__Written exercise__: Copy out every line containing the word "серийных".

__Available data__:
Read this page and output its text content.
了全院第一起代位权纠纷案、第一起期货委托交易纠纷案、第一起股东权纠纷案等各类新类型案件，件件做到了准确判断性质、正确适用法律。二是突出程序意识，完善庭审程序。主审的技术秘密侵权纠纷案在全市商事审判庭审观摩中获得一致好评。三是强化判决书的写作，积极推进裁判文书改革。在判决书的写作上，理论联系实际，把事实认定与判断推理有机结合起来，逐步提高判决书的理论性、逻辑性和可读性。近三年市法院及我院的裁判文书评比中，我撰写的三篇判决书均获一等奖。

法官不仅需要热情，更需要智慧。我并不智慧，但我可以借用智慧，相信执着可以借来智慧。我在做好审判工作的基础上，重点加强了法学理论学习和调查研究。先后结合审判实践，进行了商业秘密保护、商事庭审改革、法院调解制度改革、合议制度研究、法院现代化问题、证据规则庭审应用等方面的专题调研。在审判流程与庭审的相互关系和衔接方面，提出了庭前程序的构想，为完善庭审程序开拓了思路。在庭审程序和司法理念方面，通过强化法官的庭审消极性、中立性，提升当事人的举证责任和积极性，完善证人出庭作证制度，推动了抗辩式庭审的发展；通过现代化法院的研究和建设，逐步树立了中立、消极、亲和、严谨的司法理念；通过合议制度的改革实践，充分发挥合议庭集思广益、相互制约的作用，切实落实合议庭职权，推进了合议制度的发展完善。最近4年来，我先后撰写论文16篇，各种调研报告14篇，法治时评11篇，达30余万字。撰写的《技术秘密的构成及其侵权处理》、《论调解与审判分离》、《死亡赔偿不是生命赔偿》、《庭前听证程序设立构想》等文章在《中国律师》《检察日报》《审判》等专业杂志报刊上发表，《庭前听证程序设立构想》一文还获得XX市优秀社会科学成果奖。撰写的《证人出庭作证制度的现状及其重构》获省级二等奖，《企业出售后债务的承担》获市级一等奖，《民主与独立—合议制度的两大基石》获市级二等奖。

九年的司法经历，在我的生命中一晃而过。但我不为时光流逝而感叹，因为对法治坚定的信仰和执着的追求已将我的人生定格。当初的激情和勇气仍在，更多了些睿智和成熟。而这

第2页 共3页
--
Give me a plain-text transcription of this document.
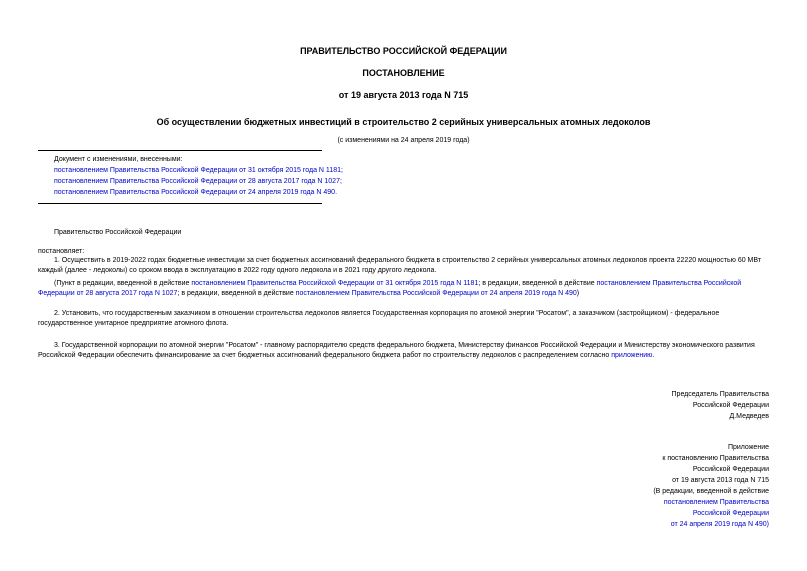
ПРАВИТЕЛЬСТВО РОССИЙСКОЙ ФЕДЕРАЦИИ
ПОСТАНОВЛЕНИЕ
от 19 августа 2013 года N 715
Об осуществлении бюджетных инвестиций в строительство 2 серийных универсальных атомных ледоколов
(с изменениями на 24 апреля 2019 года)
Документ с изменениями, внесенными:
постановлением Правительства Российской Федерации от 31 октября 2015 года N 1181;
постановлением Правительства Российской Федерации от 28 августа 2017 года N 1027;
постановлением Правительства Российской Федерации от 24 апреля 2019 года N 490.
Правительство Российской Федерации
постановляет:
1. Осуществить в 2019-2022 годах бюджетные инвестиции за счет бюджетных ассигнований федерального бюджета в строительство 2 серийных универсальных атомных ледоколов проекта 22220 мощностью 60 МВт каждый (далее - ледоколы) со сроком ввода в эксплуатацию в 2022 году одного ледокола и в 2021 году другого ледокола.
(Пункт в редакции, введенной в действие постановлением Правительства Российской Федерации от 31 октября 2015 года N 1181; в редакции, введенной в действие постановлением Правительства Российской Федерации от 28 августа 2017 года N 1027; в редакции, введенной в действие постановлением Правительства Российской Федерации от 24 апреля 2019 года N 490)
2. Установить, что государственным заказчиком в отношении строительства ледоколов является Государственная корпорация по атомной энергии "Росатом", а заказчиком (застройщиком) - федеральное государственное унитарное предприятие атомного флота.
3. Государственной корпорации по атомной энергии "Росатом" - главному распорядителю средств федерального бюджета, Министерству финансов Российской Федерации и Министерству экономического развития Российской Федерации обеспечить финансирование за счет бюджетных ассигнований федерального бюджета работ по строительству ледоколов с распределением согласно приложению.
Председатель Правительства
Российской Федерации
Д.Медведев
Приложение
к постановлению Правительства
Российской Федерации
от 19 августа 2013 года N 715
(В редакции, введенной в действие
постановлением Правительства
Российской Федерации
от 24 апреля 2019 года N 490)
...
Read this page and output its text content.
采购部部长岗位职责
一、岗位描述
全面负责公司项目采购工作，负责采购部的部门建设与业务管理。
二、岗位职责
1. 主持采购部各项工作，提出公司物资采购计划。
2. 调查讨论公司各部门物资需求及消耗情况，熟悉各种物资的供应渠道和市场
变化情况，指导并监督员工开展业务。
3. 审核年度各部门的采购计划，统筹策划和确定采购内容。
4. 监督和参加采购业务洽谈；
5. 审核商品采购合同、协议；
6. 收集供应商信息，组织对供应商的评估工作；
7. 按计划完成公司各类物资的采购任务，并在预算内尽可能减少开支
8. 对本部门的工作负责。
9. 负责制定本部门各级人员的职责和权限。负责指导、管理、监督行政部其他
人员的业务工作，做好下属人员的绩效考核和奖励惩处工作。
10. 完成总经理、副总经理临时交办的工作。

__The solution__:
Об осуществлении бюджетных инвестиций в строительство 2 серийных универсальных атомных ледоколов
1. Осуществить в 2019-2022 годах бюджетные инвестиции за счет бюджетных ассигнований федерального бюджета в строительство 2 серийных универсальных атомных ледоколов проекта 22220 мощностью 60 МВт каждый (далее - ледоколы) со сроком ввода в эксплуатацию в 2022 году одного ледокола и в 2021 году другого ледокола.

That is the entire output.